# GOAL
Write out the records below once more, exactly as they stand.

# SOURCE MATERIAL
((

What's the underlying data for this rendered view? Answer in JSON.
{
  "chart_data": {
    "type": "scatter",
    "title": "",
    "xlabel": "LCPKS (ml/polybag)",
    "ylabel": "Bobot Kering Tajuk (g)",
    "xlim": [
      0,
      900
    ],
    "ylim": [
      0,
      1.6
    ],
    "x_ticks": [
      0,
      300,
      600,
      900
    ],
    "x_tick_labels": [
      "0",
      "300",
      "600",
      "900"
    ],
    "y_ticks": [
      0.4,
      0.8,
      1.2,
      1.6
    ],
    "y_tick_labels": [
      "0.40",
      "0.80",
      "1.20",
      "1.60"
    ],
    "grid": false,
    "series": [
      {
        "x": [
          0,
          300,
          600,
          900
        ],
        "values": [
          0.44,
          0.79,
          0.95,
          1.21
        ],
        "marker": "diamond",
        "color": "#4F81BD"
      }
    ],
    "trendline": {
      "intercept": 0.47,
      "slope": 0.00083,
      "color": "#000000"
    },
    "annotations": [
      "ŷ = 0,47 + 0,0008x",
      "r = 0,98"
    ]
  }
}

))

# EXERCISE RESPONSE
What's the underlying data for this rendered view? Answer in JSON.
{
  "chart_data": {
    "type": "scatter",
    "title": "",
    "xlabel": "LCPKS (ml/polybag)",
    "ylabel": "Bobot Kering Tajuk (g)",
    "xlim": [
      0,
      900
    ],
    "ylim": [
      0,
      1.6
    ],
    "x_ticks": [
      0,
      300,
      600,
      900
    ],
    "x_tick_labels": [
      "0",
      "300",
      "600",
      "900"
    ],
    "y_ticks": [
      0.4,
      0.8,
      1.2,
      1.6
    ],
    "y_tick_labels": [
      "0.40",
      "0.80",
      "1.20",
      "1.60"
    ],
    "grid": false,
    "series": [
      {
        "x": [
          0,
          300,
          600,
          900
        ],
        "values": [
          0.44,
          0.79,
          0.95,
          1.21
        ],
        "marker": "diamond",
        "color": "#4F81BD"
      }
    ],
    "trendline": {
      "intercept": 0.47,
      "slope": 0.00083,
      "color": "#000000"
    },
    "annotations": [
      "ŷ = 0,47 + 0,0008x",
      "r = 0,98"
    ]
  }
}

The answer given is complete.